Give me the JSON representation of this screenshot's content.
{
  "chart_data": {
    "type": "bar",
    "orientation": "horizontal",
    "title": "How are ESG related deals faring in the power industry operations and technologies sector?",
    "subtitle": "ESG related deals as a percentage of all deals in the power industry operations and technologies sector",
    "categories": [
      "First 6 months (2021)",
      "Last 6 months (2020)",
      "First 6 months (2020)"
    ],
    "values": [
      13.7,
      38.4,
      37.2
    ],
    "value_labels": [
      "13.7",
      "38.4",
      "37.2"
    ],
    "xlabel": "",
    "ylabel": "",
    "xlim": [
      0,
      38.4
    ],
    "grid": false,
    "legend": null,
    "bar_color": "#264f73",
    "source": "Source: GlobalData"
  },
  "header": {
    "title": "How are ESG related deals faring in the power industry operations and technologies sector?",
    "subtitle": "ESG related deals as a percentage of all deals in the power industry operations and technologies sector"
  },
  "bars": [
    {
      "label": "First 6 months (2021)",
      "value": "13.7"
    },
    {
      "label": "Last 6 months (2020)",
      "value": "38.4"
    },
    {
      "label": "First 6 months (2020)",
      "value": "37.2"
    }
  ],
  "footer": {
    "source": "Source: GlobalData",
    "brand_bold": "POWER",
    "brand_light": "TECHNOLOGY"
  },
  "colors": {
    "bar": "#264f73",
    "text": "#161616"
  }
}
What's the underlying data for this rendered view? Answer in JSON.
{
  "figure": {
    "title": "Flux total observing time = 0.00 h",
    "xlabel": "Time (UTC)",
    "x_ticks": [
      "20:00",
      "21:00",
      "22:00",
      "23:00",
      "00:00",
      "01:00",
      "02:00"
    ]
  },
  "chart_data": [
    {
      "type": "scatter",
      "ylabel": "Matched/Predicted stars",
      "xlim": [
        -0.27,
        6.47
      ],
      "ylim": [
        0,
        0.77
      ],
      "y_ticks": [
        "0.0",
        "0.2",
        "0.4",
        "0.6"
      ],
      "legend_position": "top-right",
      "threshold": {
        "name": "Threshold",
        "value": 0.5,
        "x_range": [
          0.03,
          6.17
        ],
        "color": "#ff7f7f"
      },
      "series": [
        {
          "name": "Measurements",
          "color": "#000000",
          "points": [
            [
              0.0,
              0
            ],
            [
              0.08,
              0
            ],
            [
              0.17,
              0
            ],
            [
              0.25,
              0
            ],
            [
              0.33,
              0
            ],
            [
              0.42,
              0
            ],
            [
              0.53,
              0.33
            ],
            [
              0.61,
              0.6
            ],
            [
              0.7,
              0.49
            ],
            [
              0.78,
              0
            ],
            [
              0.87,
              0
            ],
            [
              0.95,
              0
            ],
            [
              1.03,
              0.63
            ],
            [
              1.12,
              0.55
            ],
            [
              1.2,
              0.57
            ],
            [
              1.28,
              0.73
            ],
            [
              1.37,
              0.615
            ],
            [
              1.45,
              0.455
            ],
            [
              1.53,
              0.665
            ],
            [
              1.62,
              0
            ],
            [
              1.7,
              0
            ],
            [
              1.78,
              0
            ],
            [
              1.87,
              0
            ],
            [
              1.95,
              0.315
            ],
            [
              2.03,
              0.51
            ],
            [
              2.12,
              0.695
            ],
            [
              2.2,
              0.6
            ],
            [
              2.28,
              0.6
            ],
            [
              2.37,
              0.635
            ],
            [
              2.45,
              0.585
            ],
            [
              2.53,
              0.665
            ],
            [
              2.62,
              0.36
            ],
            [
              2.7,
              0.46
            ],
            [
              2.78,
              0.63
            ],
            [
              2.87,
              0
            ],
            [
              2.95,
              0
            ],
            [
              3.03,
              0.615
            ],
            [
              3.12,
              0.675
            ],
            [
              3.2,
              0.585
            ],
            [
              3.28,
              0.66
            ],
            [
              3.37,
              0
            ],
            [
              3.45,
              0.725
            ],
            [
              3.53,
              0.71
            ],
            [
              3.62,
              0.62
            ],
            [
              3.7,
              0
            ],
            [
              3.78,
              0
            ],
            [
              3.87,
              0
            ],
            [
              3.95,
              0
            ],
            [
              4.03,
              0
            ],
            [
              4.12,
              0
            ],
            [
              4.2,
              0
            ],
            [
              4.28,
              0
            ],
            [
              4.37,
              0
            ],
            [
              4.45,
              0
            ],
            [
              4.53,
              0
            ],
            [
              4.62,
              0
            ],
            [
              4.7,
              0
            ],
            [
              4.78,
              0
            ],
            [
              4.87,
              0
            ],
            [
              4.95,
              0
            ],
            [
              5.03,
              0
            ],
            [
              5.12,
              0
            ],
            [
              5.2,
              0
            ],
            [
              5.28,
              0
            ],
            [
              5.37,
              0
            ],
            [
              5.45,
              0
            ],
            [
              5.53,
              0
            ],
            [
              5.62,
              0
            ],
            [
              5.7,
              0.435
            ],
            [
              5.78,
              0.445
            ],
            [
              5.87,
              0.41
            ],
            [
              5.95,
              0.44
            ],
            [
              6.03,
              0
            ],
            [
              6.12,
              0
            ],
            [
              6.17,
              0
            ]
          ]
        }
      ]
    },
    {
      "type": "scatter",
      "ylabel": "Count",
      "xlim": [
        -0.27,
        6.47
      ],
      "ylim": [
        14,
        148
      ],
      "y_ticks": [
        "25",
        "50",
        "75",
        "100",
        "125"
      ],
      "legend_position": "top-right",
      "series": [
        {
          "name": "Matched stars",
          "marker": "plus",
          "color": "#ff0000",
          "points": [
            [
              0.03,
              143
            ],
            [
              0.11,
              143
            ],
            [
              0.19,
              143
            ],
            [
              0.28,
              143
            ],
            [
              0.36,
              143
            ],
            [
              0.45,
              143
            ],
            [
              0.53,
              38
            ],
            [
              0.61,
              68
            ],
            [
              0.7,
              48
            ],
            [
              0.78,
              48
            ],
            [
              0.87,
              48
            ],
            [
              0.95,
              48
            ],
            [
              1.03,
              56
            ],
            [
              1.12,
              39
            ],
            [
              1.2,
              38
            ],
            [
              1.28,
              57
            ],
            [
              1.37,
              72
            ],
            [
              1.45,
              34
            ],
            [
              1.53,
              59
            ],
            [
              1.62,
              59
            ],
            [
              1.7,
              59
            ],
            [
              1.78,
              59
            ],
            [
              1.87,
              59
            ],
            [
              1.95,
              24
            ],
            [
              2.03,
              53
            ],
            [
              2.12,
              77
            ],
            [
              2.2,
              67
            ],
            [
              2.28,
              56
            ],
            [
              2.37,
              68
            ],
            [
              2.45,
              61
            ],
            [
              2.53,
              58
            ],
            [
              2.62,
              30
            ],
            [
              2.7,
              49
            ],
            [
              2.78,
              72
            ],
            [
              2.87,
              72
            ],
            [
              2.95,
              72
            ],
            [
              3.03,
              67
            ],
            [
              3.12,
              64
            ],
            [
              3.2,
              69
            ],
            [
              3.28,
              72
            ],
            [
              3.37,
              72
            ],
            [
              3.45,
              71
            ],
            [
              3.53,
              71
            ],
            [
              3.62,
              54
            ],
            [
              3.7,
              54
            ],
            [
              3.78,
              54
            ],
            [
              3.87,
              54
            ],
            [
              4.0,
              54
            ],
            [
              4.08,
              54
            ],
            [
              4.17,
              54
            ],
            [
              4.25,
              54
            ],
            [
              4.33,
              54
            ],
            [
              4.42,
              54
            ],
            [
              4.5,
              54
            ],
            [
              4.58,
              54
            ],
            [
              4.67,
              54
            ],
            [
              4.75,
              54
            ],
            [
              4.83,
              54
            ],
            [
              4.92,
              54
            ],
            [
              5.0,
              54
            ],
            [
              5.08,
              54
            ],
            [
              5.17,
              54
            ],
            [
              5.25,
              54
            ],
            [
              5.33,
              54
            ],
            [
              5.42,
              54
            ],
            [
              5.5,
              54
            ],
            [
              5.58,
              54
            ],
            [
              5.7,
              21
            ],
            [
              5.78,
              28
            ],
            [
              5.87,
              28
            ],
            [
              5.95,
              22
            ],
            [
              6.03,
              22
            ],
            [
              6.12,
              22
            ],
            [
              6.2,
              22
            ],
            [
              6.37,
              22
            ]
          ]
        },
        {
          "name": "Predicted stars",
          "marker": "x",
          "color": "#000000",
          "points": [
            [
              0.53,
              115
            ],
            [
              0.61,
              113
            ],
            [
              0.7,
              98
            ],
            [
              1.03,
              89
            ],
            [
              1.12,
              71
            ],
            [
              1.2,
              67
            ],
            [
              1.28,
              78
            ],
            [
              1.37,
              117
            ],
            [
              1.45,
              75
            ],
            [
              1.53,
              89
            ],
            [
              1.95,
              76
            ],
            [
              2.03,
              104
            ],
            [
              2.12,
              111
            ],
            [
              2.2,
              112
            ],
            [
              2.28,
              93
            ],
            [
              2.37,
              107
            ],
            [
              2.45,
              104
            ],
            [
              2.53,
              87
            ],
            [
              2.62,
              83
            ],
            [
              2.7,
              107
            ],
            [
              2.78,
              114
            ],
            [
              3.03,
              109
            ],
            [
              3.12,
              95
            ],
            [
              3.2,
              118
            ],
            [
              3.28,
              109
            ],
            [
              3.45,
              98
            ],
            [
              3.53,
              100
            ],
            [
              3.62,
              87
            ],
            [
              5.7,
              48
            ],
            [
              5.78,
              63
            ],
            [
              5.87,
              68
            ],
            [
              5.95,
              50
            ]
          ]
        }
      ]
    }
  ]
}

**Problem details**
Return each line in the records that holds the string "stars".

**Solved exercise**
      "ylabel": "Matched/Predicted stars",
          "name": "Matched stars",
          "name": "Predicted stars",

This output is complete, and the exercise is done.